DO THIS — Go through the lines below. Copy those with "другом".

* * * * * * * * *

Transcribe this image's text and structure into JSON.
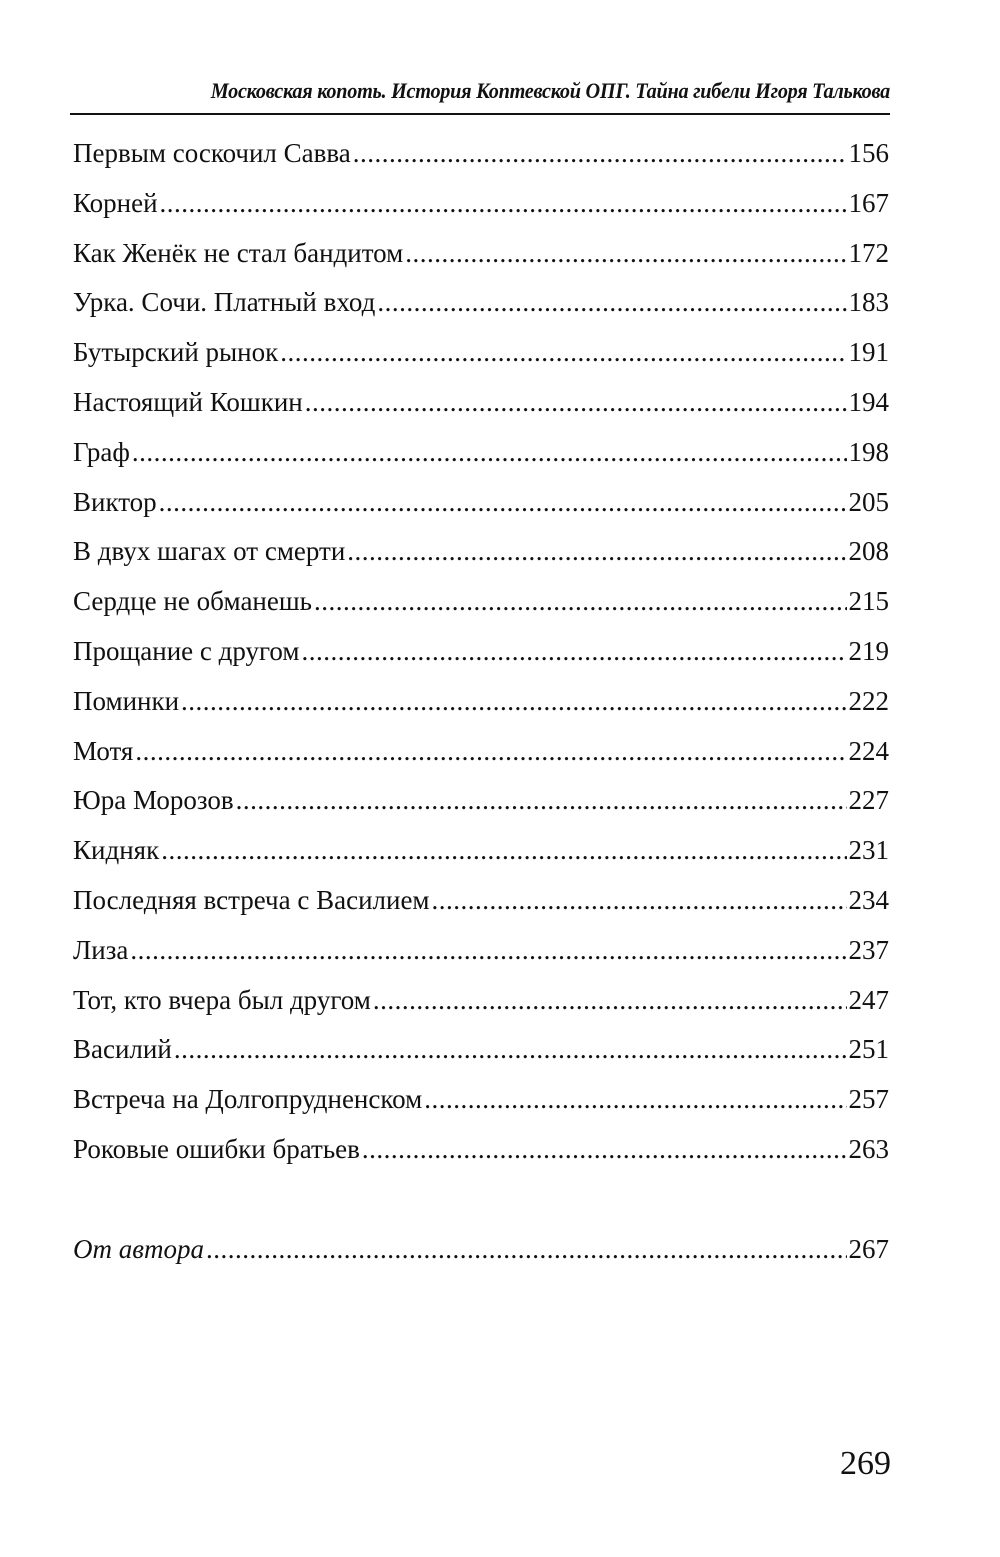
{
  "header": {
    "running_title": "Московская копоть. История Коптевской ОПГ. Тайна гибели Игоря Талькова"
  },
  "toc": [
    {
      "title": "Первым соскочил Савва",
      "page": "156"
    },
    {
      "title": "Корней",
      "page": "167"
    },
    {
      "title": "Как Женёк не стал бандитом",
      "page": "172"
    },
    {
      "title": "Урка. Сочи. Платный вход",
      "page": "183"
    },
    {
      "title": "Бутырский рынок",
      "page": "191"
    },
    {
      "title": "Настоящий Кошкин",
      "page": "194"
    },
    {
      "title": "Граф",
      "page": "198"
    },
    {
      "title": "Виктор",
      "page": "205"
    },
    {
      "title": "В двух шагах от смерти",
      "page": "208"
    },
    {
      "title": "Сердце не обманешь",
      "page": "215"
    },
    {
      "title": "Прощание с другом",
      "page": "219"
    },
    {
      "title": "Поминки",
      "page": "222"
    },
    {
      "title": "Мотя",
      "page": "224"
    },
    {
      "title": "Юра Морозов",
      "page": "227"
    },
    {
      "title": "Кидняк",
      "page": "231"
    },
    {
      "title": "Последняя встреча с Василием",
      "page": "234"
    },
    {
      "title": "Лиза",
      "page": "237"
    },
    {
      "title": "Тот, кто вчера был другом",
      "page": "247"
    },
    {
      "title": "Василий",
      "page": "251"
    },
    {
      "title": "Встреча на Долгопрудненском",
      "page": "257"
    },
    {
      "title": "Роковые ошибки братьев",
      "page": "263"
    }
  ],
  "afterword": {
    "title": "От автора",
    "page": "267"
  },
  "page_number": "269"
}
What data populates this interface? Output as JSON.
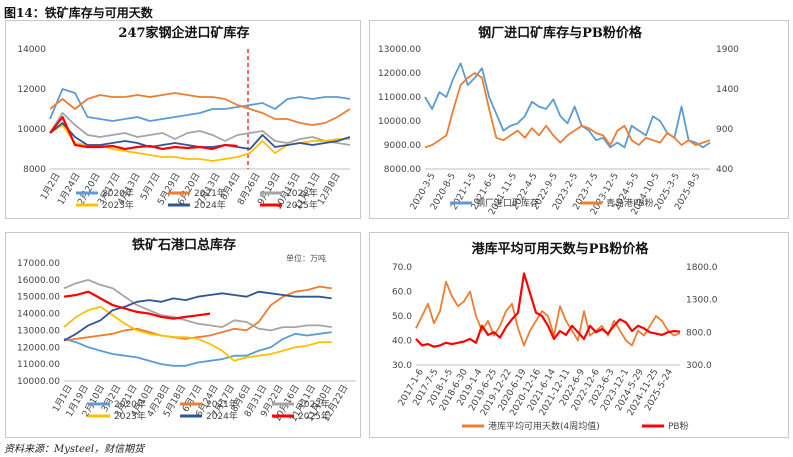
{
  "figure_title": "图14：铁矿库存与可用天数",
  "footer": "资料来源：Mysteel，财信期货",
  "chart_data": [
    {
      "id": "c1",
      "type": "line",
      "title": "247家钢企进口矿库存",
      "ylim": [
        8000,
        14000
      ],
      "yticks": [
        "8000",
        "10000",
        "12000",
        "14000"
      ],
      "xticks": [
        "1月2日",
        "1月24日",
        "2月20日",
        "3月17日",
        "4月13日",
        "5月7日",
        "5月29日",
        "6月20日",
        "7月13日",
        "8月4日",
        "8月26日",
        "9月19日",
        "10月15日",
        "11月11日",
        "12月8日"
      ],
      "legend": [
        "2020年",
        "2021年",
        "2022年",
        "2023年",
        "2024年",
        "2025年"
      ],
      "series": [
        {
          "name": "2020年",
          "color": "#5b9bd5",
          "values": [
            10500,
            12000,
            11800,
            10600,
            10500,
            10400,
            10500,
            10600,
            10400,
            10500,
            10600,
            10700,
            10800,
            11000,
            11000,
            11100,
            11200,
            11300,
            11000,
            11500,
            11600,
            11500,
            11600,
            11600,
            11500
          ]
        },
        {
          "name": "2021年",
          "color": "#ed7d31",
          "values": [
            11000,
            11500,
            11000,
            11500,
            11700,
            11600,
            11600,
            11700,
            11600,
            11700,
            11800,
            11700,
            11600,
            11600,
            11500,
            11200,
            11000,
            10800,
            10500,
            10500,
            10300,
            10200,
            10300,
            10600,
            11000
          ]
        },
        {
          "name": "2022年",
          "color": "#a5a5a5",
          "values": [
            9800,
            10800,
            10200,
            9700,
            9600,
            9700,
            9800,
            9600,
            9700,
            9800,
            9500,
            9800,
            9900,
            9700,
            9400,
            9700,
            9800,
            9900,
            9400,
            9300,
            9500,
            9600,
            9400,
            9300,
            9200
          ]
        },
        {
          "name": "2023年",
          "color": "#ffc000",
          "values": [
            9800,
            10200,
            9300,
            9200,
            9200,
            9000,
            8900,
            8800,
            8700,
            8600,
            8600,
            8500,
            8500,
            8400,
            8500,
            8600,
            8800,
            9400,
            8800,
            9200,
            9300,
            9400,
            9400,
            9500,
            9500
          ]
        },
        {
          "name": "2024年",
          "color": "#2f5597",
          "values": [
            9800,
            10300,
            9600,
            9200,
            9200,
            9300,
            9400,
            9300,
            9100,
            9200,
            9300,
            9200,
            9100,
            9100,
            9200,
            9100,
            9000,
            9700,
            9100,
            9200,
            9300,
            9200,
            9300,
            9400,
            9600
          ]
        },
        {
          "name": "2025年",
          "color": "#ff0000",
          "values": [
            9800,
            10600,
            9200,
            9100,
            9100,
            9150,
            9000,
            9100,
            9150,
            9000,
            9100,
            9050,
            9100,
            9000,
            9200,
            9150
          ]
        }
      ],
      "marker_x_fraction": 0.66
    },
    {
      "id": "c2",
      "type": "line",
      "title": "钢厂进口矿库存与PB粉价格",
      "ylim": [
        8000,
        13000
      ],
      "yticks": [
        "8000.00",
        "9000.00",
        "10000.00",
        "11000.00",
        "12000.00",
        "13000.00"
      ],
      "ylim_right": [
        400,
        1900
      ],
      "yticks_right": [
        "400",
        "900",
        "1400",
        "1900"
      ],
      "xticks": [
        "2020-3-5",
        "2020-8-5",
        "2021-1-5",
        "2021-6-5",
        "2021-11-5",
        "2022-4-5",
        "2022-9-5",
        "2023-2-5",
        "2023-7-5",
        "2023-12-5",
        "2024-5-5",
        "2024-10-5",
        "2025-3-5",
        "2025-8-5"
      ],
      "legend": [
        "钢厂进口矿库存",
        "青岛港PB粉"
      ],
      "series": [
        {
          "name": "钢厂进口矿库存",
          "color": "#5b9bd5",
          "axis": "left",
          "values": [
            11000,
            10500,
            11200,
            11000,
            11800,
            12400,
            11500,
            11800,
            12200,
            11000,
            10300,
            9600,
            9800,
            9900,
            10200,
            10800,
            10600,
            10500,
            10900,
            10200,
            9900,
            10600,
            9800,
            9600,
            9200,
            9300,
            8900,
            9100,
            8900,
            9800,
            9600,
            9400,
            10200,
            10000,
            9500,
            9300,
            10600,
            9200,
            9100,
            8900,
            9100
          ]
        },
        {
          "name": "青岛港PB粉",
          "color": "#ed7d31",
          "axis": "left",
          "values": [
            8900,
            9000,
            9200,
            9400,
            10500,
            11500,
            11800,
            12000,
            11800,
            10500,
            9300,
            9200,
            9400,
            9600,
            9300,
            9700,
            9400,
            9800,
            9400,
            9100,
            9400,
            9600,
            9800,
            9700,
            9500,
            9400,
            9000,
            9600,
            9800,
            9200,
            9000,
            9300,
            9200,
            9100,
            9500,
            9300,
            9000,
            9200,
            9000,
            9100,
            9200
          ]
        }
      ]
    },
    {
      "id": "c3",
      "type": "line",
      "title": "铁矿石港口总库存",
      "unit_label": "单位：万吨",
      "ylim": [
        10000,
        17000
      ],
      "yticks": [
        "10000.00",
        "11000.00",
        "12000.00",
        "13000.00",
        "14000.00",
        "15000.00",
        "16000.00",
        "17000.00"
      ],
      "xticks": [
        "1月1日",
        "1月19日",
        "2月10日",
        "3月2日",
        "3月21日",
        "4月10日",
        "4月28日",
        "5月18日",
        "6月7日",
        "6月24日",
        "7月17日",
        "8月6日",
        "8月31日",
        "9月22日",
        "10月16日",
        "11月11日",
        "11月30日",
        "12月22日"
      ],
      "legend": [
        "2020年",
        "2021年",
        "2022年",
        "2023年",
        "2024年",
        "2025年"
      ],
      "series": [
        {
          "name": "2020年",
          "color": "#5b9bd5",
          "values": [
            12500,
            12300,
            12000,
            11800,
            11600,
            11500,
            11400,
            11200,
            11000,
            10900,
            10900,
            11100,
            11200,
            11300,
            11500,
            11500,
            11800,
            12000,
            12500,
            12800,
            12700,
            12800,
            12900
          ]
        },
        {
          "name": "2021年",
          "color": "#ed7d31",
          "values": [
            12400,
            12500,
            12600,
            12700,
            12800,
            13000,
            13100,
            12900,
            12700,
            12600,
            12500,
            12600,
            12700,
            12900,
            13100,
            13000,
            13500,
            14500,
            15000,
            15300,
            15400,
            15600,
            15500
          ]
        },
        {
          "name": "2022年",
          "color": "#a5a5a5",
          "values": [
            15500,
            15800,
            16000,
            15700,
            15500,
            15000,
            14500,
            14200,
            13900,
            13800,
            13600,
            13400,
            13300,
            13200,
            13600,
            13500,
            13100,
            13000,
            13200,
            13200,
            13300,
            13300,
            13200
          ]
        },
        {
          "name": "2023年",
          "color": "#ffc000",
          "values": [
            13200,
            13800,
            14200,
            14400,
            13900,
            13400,
            13000,
            12800,
            12700,
            12600,
            12600,
            12500,
            12200,
            11800,
            11200,
            11400,
            11500,
            11600,
            11800,
            12000,
            12100,
            12300,
            12300
          ]
        },
        {
          "name": "2024年",
          "color": "#2f5597",
          "values": [
            12400,
            12800,
            13300,
            13600,
            14200,
            14400,
            14700,
            14800,
            14700,
            14900,
            14800,
            15000,
            15100,
            15200,
            15100,
            15000,
            15300,
            15200,
            15100,
            15000,
            15000,
            15000,
            14900
          ]
        },
        {
          "name": "2025年",
          "color": "#ff0000",
          "values": [
            15000,
            15100,
            15300,
            14900,
            14500,
            14300,
            14100,
            14000,
            13800,
            13700,
            13800,
            13900,
            14000
          ]
        }
      ]
    },
    {
      "id": "c4",
      "type": "line",
      "title": "港库平均可用天数与PB粉价格",
      "ylim": [
        30,
        70
      ],
      "yticks": [
        "30.0",
        "40.0",
        "50.0",
        "60.0",
        "70.0"
      ],
      "ylim_right": [
        300,
        1800
      ],
      "yticks_right": [
        "300.0",
        "800.0",
        "1300.0",
        "1800.0"
      ],
      "xticks": [
        "2017-1-6",
        "2017-7-5",
        "2018-1-5",
        "2018-6-30",
        "2019-1-4",
        "2019-6-25",
        "2019-12-22",
        "2020-6-19",
        "2020-12-16",
        "2021-6-14",
        "2021-12-11",
        "2022-6-9",
        "2022-12-6",
        "2023-6-3",
        "2023-12-1",
        "2024-5-29",
        "2024-11-25",
        "2025-5-24"
      ],
      "legend": [
        "港库平均可用天数(4周均值)",
        "PB粉"
      ],
      "series": [
        {
          "name": "港库平均可用天数(4周均值)",
          "color": "#ed7d31",
          "axis": "left",
          "values": [
            45,
            50,
            55,
            47,
            52,
            64,
            58,
            54,
            56,
            60,
            50,
            44,
            48,
            42,
            46,
            52,
            55,
            45,
            38,
            44,
            48,
            52,
            50,
            42,
            54,
            48,
            44,
            40,
            52,
            42,
            44,
            46,
            42,
            48,
            44,
            40,
            38,
            44,
            42,
            46,
            50,
            48,
            44,
            42,
            43
          ]
        },
        {
          "name": "PB粉",
          "color": "#ff0000",
          "axis": "right",
          "values": [
            700,
            600,
            620,
            580,
            600,
            640,
            620,
            640,
            660,
            700,
            640,
            900,
            760,
            800,
            720,
            880,
            1000,
            1100,
            1700,
            1400,
            1100,
            1050,
            900,
            700,
            820,
            760,
            900,
            800,
            700,
            900,
            800,
            850,
            780,
            900,
            1000,
            950,
            820,
            900,
            860,
            800,
            780,
            760,
            800,
            820,
            810
          ]
        }
      ]
    }
  ]
}
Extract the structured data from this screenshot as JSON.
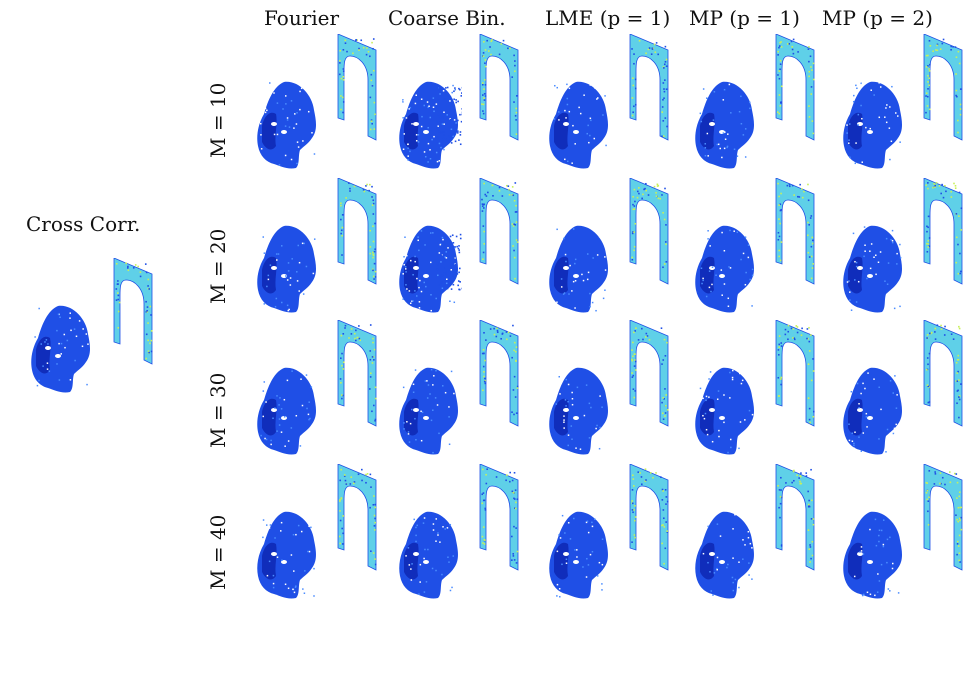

* * * * * * * * *

THE RESULT —
      "title": "Прощание с другом",
      "title": "Тот, кто вчера был другом",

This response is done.